Copy each line exactly. Leave nothing out.

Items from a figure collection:
──────────

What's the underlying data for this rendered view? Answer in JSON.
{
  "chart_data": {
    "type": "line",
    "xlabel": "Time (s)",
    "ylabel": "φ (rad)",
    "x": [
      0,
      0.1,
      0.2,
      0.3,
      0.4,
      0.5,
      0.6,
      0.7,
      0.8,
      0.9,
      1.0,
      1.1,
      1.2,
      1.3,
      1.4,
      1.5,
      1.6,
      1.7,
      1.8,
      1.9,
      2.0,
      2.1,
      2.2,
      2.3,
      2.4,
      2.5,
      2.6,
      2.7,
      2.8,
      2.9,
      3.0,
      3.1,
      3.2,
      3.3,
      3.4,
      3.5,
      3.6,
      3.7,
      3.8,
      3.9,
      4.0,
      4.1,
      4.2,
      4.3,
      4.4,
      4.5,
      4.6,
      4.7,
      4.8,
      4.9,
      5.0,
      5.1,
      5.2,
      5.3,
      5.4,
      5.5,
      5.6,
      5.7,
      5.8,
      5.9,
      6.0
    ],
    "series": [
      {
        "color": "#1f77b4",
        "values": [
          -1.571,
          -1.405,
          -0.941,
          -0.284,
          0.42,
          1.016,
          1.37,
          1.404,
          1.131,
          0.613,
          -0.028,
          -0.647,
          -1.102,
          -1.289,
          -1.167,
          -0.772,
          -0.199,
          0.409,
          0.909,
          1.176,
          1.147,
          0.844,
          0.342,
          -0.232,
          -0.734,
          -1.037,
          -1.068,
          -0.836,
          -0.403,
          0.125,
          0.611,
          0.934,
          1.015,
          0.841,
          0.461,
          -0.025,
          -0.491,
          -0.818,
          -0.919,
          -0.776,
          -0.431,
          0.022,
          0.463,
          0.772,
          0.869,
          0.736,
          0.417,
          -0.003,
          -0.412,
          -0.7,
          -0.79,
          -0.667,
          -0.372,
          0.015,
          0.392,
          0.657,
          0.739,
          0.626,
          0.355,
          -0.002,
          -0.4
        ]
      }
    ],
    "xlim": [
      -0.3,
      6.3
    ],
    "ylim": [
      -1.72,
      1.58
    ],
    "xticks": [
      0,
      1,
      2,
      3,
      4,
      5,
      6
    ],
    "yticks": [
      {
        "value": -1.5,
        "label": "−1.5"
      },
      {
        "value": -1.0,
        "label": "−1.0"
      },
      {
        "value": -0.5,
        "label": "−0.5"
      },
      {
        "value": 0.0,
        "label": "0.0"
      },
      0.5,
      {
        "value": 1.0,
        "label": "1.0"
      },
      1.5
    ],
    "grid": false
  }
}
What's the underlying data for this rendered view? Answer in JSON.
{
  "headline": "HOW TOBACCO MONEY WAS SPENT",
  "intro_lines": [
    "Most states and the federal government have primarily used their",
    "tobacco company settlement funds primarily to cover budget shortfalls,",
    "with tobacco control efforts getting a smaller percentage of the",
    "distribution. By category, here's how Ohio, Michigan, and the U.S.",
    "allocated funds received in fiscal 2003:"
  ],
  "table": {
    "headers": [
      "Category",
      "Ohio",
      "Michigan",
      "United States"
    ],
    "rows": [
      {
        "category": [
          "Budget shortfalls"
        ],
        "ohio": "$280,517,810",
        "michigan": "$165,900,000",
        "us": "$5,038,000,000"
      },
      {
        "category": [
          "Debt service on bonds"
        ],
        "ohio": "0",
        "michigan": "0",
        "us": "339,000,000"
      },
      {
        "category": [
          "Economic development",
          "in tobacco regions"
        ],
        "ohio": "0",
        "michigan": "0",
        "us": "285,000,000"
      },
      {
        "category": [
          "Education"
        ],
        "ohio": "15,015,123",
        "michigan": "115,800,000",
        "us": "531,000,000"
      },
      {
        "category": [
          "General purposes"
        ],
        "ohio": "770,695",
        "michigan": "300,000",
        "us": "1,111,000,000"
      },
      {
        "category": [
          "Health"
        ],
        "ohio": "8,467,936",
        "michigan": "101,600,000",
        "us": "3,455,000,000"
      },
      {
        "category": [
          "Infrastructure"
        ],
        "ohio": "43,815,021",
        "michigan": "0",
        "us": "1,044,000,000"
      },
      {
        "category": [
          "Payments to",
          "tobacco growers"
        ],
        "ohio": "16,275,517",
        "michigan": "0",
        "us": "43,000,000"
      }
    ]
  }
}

──────────

Result of this task:
What's the underlying data for this rendered view? Answer in JSON.
{
  "chart_data": {
    "type": "line",
    "xlabel": "Time (s)",
    "ylabel": "φ (rad)",
    "x": [
      0,
      0.1,
      0.2,
      0.3,
      0.4,
      0.5,
      0.6,
      0.7,
      0.8,
      0.9,
      1.0,
      1.1,
      1.2,
      1.3,
      1.4,
      1.5,
      1.6,
      1.7,
      1.8,
      1.9,
      2.0,
      2.1,
      2.2,
      2.3,
      2.4,
      2.5,
      2.6,
      2.7,
      2.8,
      2.9,
      3.0,
      3.1,
      3.2,
      3.3,
      3.4,
      3.5,
      3.6,
      3.7,
      3.8,
      3.9,
      4.0,
      4.1,
      4.2,
      4.3,
      4.4,
      4.5,
      4.6,
      4.7,
      4.8,
      4.9,
      5.0,
      5.1,
      5.2,
      5.3,
      5.4,
      5.5,
      5.6,
      5.7,
      5.8,
      5.9,
      6.0
    ],
    "series": [
      {
        "color": "#1f77b4",
        "values": [
          -1.571,
          -1.405,
          -0.941,
          -0.284,
          0.42,
          1.016,
          1.37,
          1.404,
          1.131,
          0.613,
          -0.028,
          -0.647,
          -1.102,
          -1.289,
          -1.167,
          -0.772,
          -0.199,
          0.409,
          0.909,
          1.176,
          1.147,
          0.844,
          0.342,
          -0.232,
          -0.734,
          -1.037,
          -1.068,
          -0.836,
          -0.403,
          0.125,
          0.611,
          0.934,
          1.015,
          0.841,
          0.461,
          -0.025,
          -0.491,
          -0.818,
          -0.919,
          -0.776,
          -0.431,
          0.022,
          0.463,
          0.772,
          0.869,
          0.736,
          0.417,
          -0.003,
          -0.412,
          -0.7,
          -0.79,
          -0.667,
          -0.372,
          0.015,
          0.392,
          0.657,
          0.739,
          0.626,
          0.355,
          -0.002,
          -0.4
        ]
      }
    ],
    "xlim": [
      -0.3,
      6.3
    ],
    "ylim": [
      -1.72,
      1.58
    ],
    "xticks": [
      0,
      1,
      2,
      3,
      4,
      5,
      6
    ],
    "yticks": [
      {
        "value": -1.5,
        "label": "−1.5"
      },
      {
        "value": -1.0,
        "label": "−1.0"
      },
      {
        "value": -0.5,
        "label": "−0.5"
      },
      {
        "value": 0.0,
        "label": "0.0"
      },
      0.5,
      {
        "value": 1.0,
        "label": "1.0"
      },
      1.5
    ],
    "grid": false
  }
}
What's the underlying data for this rendered view? Answer in JSON.
{
  "headline": "HOW TOBACCO MONEY WAS SPENT",
  "intro_lines": [
    "Most states and the federal government have primarily used their",
    "tobacco company settlement funds primarily to cover budget shortfalls,",
    "with tobacco control efforts getting a smaller percentage of the",
    "distribution. By category, here's how Ohio, Michigan, and the U.S.",
    "allocated funds received in fiscal 2003:"
  ],
  "table": {
    "headers": [
      "Category",
      "Ohio",
      "Michigan",
      "United States"
    ],
    "rows": [
      {
        "category": [
          "Budget shortfalls"
        ],
        "ohio": "$280,517,810",
        "michigan": "$165,900,000",
        "us": "$5,038,000,000"
      },
      {
        "category": [
          "Debt service on bonds"
        ],
        "ohio": "0",
        "michigan": "0",
        "us": "339,000,000"
      },
      {
        "category": [
          "Economic development",
          "in tobacco regions"
        ],
        "ohio": "0",
        "michigan": "0",
        "us": "285,000,000"
      },
      {
        "category": [
          "Education"
        ],
        "ohio": "15,015,123",
        "michigan": "115,800,000",
        "us": "531,000,000"
      },
      {
        "category": [
          "General purposes"
        ],
        "ohio": "770,695",
        "michigan": "300,000",
        "us": "1,111,000,000"
      },
      {
        "category": [
          "Health"
        ],
        "ohio": "8,467,936",
        "michigan": "101,600,000",
        "us": "3,455,000,000"
      },
      {
        "category": [
          "Infrastructure"
        ],
        "ohio": "43,815,021",
        "michigan": "0",
        "us": "1,044,000,000"
      },
      {
        "category": [
          "Payments to",
          "tobacco growers"
        ],
        "ohio": "16,275,517",
        "michigan": "0",
        "us": "43,000,000"
      }
    ]
  }
}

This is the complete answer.